Data entries for graphics:
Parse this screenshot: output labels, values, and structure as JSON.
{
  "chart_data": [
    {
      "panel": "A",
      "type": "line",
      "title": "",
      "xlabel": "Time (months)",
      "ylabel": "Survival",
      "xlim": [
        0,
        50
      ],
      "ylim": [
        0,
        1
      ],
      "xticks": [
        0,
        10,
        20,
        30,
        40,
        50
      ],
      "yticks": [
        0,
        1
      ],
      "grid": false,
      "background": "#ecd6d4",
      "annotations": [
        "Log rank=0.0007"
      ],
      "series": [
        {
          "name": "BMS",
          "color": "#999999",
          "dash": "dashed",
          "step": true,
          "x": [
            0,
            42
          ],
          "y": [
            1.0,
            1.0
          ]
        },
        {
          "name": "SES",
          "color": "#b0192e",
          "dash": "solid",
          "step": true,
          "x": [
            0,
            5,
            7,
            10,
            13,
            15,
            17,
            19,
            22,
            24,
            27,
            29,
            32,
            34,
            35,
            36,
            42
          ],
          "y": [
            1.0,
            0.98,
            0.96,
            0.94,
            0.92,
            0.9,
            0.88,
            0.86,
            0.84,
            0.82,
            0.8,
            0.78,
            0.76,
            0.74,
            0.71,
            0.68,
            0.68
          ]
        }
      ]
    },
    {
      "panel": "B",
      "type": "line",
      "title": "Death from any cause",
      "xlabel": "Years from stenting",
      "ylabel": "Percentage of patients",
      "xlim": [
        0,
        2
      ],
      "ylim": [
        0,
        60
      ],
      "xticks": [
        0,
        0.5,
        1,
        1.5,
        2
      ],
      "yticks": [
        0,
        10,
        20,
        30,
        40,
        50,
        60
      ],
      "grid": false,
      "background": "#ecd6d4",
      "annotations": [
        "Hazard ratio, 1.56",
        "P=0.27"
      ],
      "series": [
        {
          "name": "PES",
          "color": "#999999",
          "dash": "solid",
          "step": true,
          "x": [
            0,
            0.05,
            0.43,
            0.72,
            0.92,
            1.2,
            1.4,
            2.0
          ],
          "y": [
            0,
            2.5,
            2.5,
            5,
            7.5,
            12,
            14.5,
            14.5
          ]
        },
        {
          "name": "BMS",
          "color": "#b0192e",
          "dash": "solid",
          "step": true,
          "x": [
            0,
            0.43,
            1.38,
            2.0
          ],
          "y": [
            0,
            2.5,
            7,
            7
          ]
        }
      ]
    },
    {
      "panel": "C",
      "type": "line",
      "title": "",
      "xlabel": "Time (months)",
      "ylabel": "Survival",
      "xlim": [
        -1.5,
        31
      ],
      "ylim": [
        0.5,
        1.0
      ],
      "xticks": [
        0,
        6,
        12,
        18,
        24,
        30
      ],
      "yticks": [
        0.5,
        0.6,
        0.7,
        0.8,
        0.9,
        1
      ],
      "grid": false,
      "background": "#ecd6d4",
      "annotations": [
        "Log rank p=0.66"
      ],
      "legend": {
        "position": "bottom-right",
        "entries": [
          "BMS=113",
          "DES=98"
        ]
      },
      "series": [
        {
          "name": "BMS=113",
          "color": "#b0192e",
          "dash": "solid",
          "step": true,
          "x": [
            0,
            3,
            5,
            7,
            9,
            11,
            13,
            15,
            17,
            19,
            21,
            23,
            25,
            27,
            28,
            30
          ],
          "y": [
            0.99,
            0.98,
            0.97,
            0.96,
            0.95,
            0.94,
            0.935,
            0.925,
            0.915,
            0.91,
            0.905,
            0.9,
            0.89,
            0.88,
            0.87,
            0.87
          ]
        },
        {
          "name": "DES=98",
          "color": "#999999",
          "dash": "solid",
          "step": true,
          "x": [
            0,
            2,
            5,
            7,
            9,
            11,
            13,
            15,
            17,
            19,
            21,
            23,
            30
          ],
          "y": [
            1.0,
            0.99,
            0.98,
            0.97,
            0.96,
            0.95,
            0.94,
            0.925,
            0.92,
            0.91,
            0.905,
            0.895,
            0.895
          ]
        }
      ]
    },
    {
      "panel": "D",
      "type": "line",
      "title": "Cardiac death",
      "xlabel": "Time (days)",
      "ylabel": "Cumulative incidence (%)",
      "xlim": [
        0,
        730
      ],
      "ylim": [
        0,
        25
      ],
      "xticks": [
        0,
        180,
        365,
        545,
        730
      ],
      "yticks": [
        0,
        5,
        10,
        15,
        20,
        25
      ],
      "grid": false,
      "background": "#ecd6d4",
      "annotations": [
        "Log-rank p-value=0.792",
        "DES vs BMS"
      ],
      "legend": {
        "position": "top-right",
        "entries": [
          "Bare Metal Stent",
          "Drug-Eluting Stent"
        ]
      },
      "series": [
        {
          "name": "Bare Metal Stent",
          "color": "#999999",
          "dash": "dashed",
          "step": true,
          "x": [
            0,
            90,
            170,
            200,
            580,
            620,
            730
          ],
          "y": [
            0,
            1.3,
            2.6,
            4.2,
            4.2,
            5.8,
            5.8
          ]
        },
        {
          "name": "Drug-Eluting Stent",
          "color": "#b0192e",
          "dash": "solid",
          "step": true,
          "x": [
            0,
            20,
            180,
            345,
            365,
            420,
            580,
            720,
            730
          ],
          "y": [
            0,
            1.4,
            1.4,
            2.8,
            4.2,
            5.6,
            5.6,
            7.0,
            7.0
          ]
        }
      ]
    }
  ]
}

YOUR GOAL:
Which lines in the entries above contain "name"? Pull each of them out.

YOUR SOLUTION:
          "name": "BMS",
          "name": "SES",
          "name": "PES",
          "name": "BMS",
          "name": "BMS=113",
          "name": "DES=98",
          "name": "Bare Metal Stent",
          "name": "Drug-Eluting Stent",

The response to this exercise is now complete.